#### [What is required]
Copy out every line that contains the word "each".

START Data for this exercise

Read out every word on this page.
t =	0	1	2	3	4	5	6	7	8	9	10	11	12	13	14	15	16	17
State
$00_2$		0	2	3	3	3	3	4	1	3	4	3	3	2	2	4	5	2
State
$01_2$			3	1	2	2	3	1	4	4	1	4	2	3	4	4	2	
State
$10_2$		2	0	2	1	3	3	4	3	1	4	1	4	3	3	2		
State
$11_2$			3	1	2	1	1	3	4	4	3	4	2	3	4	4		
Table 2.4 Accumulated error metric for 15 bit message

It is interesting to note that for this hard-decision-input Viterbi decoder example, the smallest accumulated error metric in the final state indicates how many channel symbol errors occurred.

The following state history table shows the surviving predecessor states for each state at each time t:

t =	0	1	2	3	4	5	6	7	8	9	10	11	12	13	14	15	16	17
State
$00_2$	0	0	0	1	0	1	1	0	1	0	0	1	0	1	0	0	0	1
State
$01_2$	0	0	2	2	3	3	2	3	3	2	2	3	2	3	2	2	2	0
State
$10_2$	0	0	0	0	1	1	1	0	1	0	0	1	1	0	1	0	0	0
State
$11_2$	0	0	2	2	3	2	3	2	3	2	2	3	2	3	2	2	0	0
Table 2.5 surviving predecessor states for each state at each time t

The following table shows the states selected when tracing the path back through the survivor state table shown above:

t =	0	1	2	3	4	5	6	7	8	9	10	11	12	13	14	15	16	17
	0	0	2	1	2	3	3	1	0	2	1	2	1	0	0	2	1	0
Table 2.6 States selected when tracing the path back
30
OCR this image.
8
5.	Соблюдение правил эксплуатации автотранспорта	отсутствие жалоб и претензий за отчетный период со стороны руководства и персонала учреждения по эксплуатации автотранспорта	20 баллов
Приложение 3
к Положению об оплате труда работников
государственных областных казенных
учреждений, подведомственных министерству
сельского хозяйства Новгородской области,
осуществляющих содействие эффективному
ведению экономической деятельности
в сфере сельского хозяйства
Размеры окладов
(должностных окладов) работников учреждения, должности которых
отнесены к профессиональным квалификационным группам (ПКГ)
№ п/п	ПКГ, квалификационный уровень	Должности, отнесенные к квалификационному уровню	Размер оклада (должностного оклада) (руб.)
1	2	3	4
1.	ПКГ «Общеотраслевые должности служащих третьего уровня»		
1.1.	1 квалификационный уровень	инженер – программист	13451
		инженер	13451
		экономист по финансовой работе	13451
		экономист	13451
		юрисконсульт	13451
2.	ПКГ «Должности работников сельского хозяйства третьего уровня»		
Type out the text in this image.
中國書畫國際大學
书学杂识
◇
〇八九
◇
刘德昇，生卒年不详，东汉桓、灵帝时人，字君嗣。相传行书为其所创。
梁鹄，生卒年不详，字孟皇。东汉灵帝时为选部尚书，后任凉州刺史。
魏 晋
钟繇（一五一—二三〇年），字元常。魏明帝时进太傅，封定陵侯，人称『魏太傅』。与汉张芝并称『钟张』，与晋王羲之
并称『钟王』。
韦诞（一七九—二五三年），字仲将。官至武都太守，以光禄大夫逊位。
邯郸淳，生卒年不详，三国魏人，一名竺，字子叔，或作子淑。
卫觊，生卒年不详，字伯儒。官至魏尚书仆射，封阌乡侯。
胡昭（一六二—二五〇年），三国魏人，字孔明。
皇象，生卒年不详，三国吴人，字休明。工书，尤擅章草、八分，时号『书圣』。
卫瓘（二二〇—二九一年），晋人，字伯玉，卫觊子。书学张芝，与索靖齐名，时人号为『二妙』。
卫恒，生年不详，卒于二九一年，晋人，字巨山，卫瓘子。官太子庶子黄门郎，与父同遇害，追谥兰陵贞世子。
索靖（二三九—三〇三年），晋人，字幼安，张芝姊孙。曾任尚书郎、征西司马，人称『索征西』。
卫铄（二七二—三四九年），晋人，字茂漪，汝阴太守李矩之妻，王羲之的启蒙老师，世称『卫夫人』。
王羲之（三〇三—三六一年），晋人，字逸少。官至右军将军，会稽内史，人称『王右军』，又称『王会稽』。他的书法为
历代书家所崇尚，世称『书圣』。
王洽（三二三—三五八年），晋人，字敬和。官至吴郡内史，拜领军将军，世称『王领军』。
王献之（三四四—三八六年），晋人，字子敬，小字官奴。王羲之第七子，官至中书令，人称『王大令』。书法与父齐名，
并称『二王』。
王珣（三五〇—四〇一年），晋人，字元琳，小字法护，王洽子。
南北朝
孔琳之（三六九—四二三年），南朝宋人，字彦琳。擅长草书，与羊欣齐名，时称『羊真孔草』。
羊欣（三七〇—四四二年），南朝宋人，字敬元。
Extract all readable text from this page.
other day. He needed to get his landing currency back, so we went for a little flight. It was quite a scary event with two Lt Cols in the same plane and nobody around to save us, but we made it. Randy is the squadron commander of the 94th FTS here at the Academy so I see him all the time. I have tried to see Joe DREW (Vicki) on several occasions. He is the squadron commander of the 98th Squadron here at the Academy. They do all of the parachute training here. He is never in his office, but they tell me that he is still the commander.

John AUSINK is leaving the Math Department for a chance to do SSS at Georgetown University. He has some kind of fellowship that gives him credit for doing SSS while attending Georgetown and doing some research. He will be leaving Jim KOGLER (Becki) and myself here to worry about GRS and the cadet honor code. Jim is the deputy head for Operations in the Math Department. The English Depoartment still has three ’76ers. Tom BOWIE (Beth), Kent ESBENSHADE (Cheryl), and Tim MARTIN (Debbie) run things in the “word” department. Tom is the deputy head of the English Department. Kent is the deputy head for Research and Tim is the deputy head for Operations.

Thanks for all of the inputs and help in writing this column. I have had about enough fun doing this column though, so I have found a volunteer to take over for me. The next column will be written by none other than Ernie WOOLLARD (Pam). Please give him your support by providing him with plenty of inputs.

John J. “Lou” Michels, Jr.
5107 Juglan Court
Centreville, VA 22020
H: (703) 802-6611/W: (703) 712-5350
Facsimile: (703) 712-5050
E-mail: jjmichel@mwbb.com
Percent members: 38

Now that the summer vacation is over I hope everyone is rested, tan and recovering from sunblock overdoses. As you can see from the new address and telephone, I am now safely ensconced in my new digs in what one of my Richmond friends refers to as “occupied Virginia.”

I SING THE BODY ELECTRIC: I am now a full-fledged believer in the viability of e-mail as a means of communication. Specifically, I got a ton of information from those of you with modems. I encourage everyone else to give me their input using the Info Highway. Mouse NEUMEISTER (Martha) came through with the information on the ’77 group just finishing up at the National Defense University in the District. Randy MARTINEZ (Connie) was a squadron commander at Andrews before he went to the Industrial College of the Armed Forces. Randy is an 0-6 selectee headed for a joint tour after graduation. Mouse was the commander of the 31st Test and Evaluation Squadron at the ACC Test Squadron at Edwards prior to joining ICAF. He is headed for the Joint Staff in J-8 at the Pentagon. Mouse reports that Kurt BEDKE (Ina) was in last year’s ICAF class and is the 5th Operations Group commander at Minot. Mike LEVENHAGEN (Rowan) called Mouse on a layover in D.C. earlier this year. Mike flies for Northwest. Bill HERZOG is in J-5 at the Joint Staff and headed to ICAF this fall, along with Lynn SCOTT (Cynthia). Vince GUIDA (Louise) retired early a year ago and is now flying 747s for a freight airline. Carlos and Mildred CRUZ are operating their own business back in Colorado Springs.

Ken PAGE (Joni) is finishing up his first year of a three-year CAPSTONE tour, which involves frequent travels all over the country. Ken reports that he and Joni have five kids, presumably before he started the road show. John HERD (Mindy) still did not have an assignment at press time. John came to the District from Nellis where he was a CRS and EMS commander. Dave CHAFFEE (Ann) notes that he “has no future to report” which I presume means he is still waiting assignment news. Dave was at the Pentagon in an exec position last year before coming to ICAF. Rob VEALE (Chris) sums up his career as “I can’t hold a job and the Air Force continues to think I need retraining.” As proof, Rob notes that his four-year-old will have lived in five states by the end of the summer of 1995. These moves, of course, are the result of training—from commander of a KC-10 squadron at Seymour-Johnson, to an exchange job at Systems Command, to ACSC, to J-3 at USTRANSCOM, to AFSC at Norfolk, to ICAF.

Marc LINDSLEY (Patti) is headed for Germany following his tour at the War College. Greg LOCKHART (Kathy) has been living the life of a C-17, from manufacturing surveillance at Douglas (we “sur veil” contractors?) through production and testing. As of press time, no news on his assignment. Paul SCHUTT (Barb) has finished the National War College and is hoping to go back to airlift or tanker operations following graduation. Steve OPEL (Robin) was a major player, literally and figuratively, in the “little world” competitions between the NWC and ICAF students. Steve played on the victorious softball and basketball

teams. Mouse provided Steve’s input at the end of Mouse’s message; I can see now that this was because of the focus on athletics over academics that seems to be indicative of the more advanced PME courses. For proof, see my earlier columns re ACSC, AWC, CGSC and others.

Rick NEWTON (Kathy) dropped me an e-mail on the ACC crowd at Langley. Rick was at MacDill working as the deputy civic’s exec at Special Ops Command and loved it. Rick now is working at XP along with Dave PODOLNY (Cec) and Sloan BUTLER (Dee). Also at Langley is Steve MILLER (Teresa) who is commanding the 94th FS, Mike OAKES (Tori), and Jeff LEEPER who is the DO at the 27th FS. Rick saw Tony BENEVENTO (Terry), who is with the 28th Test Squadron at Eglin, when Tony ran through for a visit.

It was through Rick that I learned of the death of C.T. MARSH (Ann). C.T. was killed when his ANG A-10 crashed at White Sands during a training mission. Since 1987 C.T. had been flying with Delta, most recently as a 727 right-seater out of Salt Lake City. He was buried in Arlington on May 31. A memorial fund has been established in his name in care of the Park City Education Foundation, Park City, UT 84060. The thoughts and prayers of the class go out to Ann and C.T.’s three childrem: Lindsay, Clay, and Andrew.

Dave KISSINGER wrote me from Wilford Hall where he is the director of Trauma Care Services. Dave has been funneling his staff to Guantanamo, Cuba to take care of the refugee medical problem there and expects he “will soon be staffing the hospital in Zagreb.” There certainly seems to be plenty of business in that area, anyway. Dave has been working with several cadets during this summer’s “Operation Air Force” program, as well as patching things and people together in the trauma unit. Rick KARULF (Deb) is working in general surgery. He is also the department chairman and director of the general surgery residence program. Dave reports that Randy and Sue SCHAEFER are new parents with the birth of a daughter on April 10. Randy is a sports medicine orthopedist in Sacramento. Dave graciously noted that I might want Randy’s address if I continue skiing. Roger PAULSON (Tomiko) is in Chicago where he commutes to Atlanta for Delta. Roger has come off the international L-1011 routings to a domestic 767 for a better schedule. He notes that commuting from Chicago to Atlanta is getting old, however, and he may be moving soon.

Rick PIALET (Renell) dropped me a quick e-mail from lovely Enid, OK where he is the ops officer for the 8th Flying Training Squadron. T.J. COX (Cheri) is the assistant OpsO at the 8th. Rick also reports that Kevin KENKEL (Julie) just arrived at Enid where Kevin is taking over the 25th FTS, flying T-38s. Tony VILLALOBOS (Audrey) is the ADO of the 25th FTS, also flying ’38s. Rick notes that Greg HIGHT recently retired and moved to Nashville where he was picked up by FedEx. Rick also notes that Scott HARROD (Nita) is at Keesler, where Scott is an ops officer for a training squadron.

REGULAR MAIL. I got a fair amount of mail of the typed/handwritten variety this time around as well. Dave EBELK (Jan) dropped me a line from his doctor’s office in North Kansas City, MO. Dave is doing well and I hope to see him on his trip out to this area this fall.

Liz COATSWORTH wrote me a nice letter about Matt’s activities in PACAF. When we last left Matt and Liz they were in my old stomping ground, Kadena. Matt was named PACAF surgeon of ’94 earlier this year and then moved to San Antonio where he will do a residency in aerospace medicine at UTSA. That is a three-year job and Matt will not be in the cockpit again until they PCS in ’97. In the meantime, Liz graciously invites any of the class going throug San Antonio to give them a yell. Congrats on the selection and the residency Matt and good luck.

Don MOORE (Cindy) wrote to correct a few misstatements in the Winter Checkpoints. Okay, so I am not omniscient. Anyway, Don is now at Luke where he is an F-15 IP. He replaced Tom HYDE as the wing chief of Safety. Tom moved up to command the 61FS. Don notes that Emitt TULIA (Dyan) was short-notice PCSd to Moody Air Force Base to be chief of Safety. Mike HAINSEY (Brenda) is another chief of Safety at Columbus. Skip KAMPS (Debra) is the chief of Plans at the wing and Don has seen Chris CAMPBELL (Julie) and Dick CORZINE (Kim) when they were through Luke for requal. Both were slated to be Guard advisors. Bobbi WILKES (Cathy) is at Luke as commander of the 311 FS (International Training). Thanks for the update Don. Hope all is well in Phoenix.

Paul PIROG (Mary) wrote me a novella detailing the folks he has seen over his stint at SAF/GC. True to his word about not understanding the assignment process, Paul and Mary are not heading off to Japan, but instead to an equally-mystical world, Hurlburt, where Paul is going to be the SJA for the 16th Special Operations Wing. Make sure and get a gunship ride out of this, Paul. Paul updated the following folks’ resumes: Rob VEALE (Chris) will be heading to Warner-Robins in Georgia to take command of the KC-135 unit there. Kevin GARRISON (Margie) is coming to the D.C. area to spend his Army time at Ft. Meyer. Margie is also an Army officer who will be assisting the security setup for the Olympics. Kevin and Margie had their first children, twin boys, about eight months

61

END Data for this exercise

#### [Result for this exercise]
The following state history table shows the surviving predecessor states for each state at each time t:
Table 2.5 surviving predecessor states for each state at each time t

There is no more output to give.